### To do
Copy every line of the data in which the word "name" occurs.

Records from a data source

_ _ _

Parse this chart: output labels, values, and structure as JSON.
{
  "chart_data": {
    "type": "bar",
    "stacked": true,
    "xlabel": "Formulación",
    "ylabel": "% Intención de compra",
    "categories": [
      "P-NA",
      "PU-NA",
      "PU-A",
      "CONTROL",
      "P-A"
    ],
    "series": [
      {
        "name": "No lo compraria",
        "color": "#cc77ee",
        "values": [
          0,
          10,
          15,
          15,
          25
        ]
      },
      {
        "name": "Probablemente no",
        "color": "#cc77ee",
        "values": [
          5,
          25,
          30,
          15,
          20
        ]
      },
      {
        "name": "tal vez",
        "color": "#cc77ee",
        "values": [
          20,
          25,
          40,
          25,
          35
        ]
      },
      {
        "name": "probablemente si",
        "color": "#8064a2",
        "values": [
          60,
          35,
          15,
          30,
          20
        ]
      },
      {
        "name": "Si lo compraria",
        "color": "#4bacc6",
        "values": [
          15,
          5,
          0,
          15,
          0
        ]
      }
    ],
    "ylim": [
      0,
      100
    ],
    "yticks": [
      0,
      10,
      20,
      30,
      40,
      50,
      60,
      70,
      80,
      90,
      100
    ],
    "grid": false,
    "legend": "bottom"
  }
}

_ _ _

### Solution to this exercise
        "name": "No lo compraria",
        "name": "Probablemente no",
        "name": "tal vez",
        "name": "probablemente si",
        "name": "Si lo compraria",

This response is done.